#### TASK TO COMPLETE
For the word "title", return each line of the data in which it occurs.

#### DATA EXTRACT
○ ○ ○ ○

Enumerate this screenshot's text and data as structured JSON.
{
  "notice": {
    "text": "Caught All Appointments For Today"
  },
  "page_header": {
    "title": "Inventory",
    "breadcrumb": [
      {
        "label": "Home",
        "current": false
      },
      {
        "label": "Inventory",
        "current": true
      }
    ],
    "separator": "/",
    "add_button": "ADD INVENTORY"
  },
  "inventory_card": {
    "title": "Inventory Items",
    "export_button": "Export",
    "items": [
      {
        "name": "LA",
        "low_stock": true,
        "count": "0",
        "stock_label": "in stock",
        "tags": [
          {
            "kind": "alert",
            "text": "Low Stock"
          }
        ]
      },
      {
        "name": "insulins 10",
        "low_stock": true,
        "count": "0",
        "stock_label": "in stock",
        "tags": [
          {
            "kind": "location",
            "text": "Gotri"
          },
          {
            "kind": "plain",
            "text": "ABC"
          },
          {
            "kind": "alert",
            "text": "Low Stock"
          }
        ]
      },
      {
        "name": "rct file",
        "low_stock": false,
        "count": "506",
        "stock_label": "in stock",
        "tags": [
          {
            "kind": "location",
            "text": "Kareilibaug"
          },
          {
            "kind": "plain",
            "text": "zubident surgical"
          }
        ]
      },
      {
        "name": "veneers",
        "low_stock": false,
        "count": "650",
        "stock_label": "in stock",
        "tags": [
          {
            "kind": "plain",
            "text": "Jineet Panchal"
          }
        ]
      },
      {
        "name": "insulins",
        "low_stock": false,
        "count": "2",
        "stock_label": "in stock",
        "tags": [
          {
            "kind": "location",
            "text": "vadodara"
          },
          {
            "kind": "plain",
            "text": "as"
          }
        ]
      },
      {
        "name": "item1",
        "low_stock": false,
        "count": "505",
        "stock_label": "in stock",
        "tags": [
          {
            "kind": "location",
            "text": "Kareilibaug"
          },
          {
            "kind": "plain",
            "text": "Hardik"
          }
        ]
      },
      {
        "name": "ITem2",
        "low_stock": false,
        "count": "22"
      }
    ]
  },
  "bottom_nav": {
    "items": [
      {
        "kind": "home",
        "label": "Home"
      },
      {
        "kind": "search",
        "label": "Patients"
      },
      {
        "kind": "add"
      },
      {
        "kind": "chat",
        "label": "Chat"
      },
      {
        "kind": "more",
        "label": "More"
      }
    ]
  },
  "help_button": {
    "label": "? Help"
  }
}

○ ○ ○ ○

#### TASK RESPONSE
    "title": "Inventory",
    "title": "Inventory Items",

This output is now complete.